Reproduce the entries below word for word, from their first line through the line holding "kebab-menu-icon[interactable] [782, 433, 789, 455]", both included, and give nothing else.

[Data rows]
■ ■ ■ ■

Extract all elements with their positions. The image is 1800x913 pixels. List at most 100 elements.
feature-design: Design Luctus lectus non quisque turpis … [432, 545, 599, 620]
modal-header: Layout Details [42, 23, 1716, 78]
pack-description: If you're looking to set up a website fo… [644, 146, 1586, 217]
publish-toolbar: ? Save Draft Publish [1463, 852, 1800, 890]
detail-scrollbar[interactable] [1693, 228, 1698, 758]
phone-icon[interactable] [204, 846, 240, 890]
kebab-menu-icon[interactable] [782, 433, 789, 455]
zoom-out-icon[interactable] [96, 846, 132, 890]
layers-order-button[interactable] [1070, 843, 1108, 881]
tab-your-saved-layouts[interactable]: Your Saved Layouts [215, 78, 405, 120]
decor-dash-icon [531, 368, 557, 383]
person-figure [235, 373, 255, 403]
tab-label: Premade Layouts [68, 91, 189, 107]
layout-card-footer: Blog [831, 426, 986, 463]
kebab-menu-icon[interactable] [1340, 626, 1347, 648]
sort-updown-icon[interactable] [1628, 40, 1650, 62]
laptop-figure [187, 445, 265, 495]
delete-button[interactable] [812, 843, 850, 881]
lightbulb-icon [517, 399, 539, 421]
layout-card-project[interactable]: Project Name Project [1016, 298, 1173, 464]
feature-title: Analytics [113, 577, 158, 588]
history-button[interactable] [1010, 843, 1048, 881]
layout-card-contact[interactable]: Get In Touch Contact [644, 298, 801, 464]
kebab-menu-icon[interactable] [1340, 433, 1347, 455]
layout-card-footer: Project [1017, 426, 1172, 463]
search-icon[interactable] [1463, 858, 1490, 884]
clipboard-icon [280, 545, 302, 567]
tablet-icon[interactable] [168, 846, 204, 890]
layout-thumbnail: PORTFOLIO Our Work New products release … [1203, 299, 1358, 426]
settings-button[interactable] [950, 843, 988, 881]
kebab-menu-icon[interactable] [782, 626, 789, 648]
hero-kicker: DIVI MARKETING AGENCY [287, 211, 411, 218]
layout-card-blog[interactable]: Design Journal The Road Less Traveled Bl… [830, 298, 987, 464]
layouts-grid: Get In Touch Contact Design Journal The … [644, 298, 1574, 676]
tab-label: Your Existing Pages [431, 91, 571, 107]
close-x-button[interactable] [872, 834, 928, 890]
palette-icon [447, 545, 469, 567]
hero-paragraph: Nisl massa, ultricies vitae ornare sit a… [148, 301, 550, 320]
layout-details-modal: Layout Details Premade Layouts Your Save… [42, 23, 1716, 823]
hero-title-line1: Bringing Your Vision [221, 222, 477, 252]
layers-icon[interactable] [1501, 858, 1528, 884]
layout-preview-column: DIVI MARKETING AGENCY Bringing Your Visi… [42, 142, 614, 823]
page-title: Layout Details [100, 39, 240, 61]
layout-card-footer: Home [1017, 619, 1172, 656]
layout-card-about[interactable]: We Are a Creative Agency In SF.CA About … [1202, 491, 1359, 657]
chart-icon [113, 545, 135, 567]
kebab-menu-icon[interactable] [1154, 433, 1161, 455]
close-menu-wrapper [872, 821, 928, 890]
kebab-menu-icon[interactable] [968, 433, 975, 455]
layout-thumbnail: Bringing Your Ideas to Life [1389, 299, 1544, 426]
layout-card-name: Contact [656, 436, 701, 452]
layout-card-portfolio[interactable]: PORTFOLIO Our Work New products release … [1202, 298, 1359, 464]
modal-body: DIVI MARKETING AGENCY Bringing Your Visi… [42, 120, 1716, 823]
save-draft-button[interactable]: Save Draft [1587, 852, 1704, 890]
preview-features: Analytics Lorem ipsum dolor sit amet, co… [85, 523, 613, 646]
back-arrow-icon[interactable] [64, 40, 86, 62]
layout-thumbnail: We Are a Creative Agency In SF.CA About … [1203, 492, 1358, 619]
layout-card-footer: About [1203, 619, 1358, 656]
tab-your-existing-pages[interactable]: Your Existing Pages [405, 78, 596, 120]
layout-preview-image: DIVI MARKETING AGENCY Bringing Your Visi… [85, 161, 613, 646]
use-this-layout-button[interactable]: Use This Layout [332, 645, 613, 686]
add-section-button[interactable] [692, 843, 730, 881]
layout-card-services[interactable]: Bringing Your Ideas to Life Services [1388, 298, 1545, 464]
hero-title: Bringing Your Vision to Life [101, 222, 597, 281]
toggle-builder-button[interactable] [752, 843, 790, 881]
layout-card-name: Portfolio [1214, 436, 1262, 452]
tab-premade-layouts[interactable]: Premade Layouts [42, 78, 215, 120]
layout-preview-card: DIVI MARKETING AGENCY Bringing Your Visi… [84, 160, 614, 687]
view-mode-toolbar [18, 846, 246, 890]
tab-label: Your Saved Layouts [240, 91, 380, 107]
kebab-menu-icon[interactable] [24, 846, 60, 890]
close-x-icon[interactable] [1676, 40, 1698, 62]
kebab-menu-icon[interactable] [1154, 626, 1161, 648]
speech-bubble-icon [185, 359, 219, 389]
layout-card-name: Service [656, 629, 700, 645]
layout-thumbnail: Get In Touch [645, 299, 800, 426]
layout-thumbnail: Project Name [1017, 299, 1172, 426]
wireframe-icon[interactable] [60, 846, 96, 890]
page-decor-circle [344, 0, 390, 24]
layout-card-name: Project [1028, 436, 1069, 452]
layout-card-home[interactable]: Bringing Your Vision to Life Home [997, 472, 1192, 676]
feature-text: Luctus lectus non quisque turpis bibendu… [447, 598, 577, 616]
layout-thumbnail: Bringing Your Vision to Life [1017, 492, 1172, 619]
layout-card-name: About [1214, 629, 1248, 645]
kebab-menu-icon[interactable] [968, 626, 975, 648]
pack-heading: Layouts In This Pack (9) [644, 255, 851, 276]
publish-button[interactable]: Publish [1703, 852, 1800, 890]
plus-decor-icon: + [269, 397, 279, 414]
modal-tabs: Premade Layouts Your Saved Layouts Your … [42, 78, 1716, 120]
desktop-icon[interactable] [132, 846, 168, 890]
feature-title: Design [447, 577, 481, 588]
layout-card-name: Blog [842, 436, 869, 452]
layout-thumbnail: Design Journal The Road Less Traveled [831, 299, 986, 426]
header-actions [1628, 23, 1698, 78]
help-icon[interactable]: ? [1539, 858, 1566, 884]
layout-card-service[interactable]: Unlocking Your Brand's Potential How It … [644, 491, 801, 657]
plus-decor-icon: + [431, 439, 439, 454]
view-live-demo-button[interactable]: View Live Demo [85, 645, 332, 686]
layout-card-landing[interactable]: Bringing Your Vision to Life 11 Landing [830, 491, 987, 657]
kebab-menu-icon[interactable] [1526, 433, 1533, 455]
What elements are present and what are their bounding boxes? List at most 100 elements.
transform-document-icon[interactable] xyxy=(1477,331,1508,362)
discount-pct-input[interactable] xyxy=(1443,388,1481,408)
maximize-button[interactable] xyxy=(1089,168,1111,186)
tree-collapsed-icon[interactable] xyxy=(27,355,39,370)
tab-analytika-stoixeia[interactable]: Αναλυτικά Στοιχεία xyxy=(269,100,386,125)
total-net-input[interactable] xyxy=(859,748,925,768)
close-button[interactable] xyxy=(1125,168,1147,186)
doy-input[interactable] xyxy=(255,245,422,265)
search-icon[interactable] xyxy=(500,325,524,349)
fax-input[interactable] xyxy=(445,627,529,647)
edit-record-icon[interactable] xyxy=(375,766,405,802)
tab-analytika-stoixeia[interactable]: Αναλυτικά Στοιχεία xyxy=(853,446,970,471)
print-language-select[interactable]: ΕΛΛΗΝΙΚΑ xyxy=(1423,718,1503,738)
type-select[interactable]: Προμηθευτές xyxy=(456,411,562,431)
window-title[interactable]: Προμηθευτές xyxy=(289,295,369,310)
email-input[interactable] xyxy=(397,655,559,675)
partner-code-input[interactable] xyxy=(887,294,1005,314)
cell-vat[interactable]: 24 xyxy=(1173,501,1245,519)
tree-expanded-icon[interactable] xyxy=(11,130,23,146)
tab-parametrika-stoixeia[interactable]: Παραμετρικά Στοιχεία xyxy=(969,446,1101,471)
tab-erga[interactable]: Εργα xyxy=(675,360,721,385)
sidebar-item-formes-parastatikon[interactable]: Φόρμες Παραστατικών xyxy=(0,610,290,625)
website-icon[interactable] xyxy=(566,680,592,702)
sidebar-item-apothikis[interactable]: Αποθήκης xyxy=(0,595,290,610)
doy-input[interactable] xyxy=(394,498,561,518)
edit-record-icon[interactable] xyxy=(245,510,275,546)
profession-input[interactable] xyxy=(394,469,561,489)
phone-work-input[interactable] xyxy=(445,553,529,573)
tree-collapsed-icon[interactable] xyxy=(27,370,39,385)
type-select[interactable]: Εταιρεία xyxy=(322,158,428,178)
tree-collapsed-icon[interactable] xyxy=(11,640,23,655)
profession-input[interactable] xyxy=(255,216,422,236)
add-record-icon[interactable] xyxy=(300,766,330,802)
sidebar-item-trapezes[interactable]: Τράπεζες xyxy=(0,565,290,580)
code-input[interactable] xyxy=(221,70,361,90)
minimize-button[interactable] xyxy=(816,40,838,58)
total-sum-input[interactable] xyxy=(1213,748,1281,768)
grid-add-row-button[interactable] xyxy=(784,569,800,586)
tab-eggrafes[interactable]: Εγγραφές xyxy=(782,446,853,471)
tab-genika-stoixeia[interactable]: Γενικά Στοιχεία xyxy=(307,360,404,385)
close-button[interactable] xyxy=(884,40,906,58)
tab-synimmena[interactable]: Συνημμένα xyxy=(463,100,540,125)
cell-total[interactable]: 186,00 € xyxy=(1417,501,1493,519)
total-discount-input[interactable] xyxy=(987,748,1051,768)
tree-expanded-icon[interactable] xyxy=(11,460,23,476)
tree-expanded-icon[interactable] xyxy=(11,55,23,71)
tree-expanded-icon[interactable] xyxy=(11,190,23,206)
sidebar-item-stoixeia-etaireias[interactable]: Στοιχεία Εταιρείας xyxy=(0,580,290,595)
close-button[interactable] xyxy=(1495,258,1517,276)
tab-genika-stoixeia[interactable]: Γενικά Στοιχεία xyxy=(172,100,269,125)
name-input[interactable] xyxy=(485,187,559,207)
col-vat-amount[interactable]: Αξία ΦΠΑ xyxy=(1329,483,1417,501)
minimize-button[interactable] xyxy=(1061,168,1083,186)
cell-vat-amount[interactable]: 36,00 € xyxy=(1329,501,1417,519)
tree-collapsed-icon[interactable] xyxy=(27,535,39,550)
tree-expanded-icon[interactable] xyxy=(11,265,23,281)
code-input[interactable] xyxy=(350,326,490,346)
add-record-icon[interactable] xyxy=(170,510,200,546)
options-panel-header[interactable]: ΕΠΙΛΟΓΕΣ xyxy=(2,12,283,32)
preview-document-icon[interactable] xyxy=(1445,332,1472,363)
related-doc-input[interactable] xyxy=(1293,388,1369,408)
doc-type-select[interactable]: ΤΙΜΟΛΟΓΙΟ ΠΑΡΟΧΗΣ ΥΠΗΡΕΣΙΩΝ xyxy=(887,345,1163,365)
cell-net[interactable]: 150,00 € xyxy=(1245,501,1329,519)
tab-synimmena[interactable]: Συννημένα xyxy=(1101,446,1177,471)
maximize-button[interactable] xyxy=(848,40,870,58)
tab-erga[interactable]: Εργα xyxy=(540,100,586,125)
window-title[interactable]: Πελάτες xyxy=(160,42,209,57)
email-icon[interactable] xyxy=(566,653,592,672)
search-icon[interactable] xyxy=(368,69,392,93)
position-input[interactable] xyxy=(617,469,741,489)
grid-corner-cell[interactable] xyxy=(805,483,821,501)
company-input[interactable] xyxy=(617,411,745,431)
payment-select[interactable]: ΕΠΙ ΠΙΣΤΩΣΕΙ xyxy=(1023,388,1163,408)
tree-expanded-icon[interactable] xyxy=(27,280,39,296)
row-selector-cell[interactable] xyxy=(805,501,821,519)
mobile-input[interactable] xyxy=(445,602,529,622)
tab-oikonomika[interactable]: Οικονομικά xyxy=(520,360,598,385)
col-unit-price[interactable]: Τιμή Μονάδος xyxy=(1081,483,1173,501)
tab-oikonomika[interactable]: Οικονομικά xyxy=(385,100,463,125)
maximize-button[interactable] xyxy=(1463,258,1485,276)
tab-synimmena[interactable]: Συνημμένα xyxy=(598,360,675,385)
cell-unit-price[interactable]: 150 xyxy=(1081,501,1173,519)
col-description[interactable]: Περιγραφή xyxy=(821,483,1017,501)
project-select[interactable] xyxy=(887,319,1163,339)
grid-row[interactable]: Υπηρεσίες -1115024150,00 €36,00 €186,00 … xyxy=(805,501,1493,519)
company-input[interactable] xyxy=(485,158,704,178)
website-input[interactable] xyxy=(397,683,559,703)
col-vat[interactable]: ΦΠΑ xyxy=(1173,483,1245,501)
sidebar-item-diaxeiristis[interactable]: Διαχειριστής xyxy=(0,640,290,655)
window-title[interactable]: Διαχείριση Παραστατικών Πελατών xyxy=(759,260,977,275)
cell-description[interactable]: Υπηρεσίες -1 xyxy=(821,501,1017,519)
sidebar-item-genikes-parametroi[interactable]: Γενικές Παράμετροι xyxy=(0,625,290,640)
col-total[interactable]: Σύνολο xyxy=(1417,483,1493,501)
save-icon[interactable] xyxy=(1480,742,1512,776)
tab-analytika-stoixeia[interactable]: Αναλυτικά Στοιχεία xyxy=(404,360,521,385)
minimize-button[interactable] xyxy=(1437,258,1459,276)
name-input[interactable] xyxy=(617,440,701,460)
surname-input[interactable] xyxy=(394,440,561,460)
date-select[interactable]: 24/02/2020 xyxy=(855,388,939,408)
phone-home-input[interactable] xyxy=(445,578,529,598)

■ ■ ■ ■

[Written solution]
Extract all elements with their positions. The image is 1800x913 pixels. List at most 100 elements.
feature-design: Design Luctus lectus non quisque turpis … [432, 545, 599, 620]
modal-header: Layout Details [42, 23, 1716, 78]
pack-description: If you're looking to set up a website fo… [644, 146, 1586, 217]
publish-toolbar: ? Save Draft Publish [1463, 852, 1800, 890]
detail-scrollbar[interactable] [1693, 228, 1698, 758]
phone-icon[interactable] [204, 846, 240, 890]
kebab-menu-icon[interactable] [782, 433, 789, 455]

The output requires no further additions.